SET EXERCISE :: Every line below should be copied exactly; drop the pictures.

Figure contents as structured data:
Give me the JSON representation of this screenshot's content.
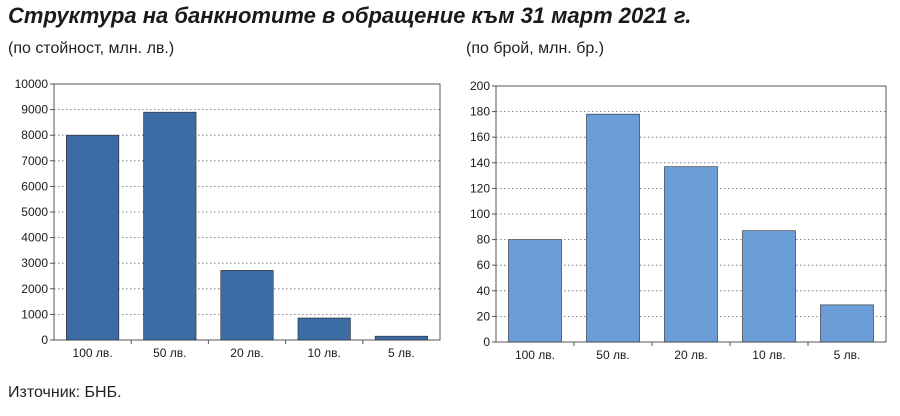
{
  "title": "Структура на банкнотите в обращение към 31 март 2021 г.",
  "source": "Източник: БНБ.",
  "chart_data": [
    {
      "type": "bar",
      "subtitle": "(по стойност, млн. лв.)",
      "categories": [
        "100 лв.",
        "50 лв.",
        "20 лв.",
        "10 лв.",
        "5 лв."
      ],
      "values": [
        8000,
        8900,
        2720,
        860,
        150
      ],
      "ylim": [
        0,
        10000
      ],
      "yticks": [
        0,
        1000,
        2000,
        3000,
        4000,
        5000,
        6000,
        7000,
        8000,
        9000,
        10000
      ],
      "color": "#3d6ba3",
      "grid": true
    },
    {
      "type": "bar",
      "subtitle": "(по брой, млн. бр.)",
      "categories": [
        "100 лв.",
        "50 лв.",
        "20 лв.",
        "10 лв.",
        "5 лв."
      ],
      "values": [
        80,
        178,
        137,
        87,
        29
      ],
      "ylim": [
        0,
        200
      ],
      "yticks": [
        0,
        20,
        40,
        60,
        80,
        100,
        120,
        140,
        160,
        180,
        200
      ],
      "color": "#6b9dd6",
      "grid": true
    }
  ]
}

COMPLETE RESPONSE ::
Give me the JSON representation of this screenshot's content.
{
  "title": "Структура на банкнотите в обращение към 31 март 2021 г.",
  "source": "Източник: БНБ.",
  "chart_data": [
    {
      "type": "bar",
      "subtitle": "(по стойност, млн. лв.)",
      "categories": [
        "100 лв.",
        "50 лв.",
        "20 лв.",
        "10 лв.",
        "5 лв."
      ],
      "values": [
        8000,
        8900,
        2720,
        860,
        150
      ],
      "ylim": [
        0,
        10000
      ],
      "yticks": [
        0,
        1000,
        2000,
        3000,
        4000,
        5000,
        6000,
        7000,
        8000,
        9000,
        10000
      ],
      "color": "#3d6ba3",
      "grid": true
    },
    {
      "type": "bar",
      "subtitle": "(по брой, млн. бр.)",
      "categories": [
        "100 лв.",
        "50 лв.",
        "20 лв.",
        "10 лв.",
        "5 лв."
      ],
      "values": [
        80,
        178,
        137,
        87,
        29
      ],
      "ylim": [
        0,
        200
      ],
      "yticks": [
        0,
        20,
        40,
        60,
        80,
        100,
        120,
        140,
        160,
        180,
        200
      ],
      "color": "#6b9dd6",
      "grid": true
    }
  ]
}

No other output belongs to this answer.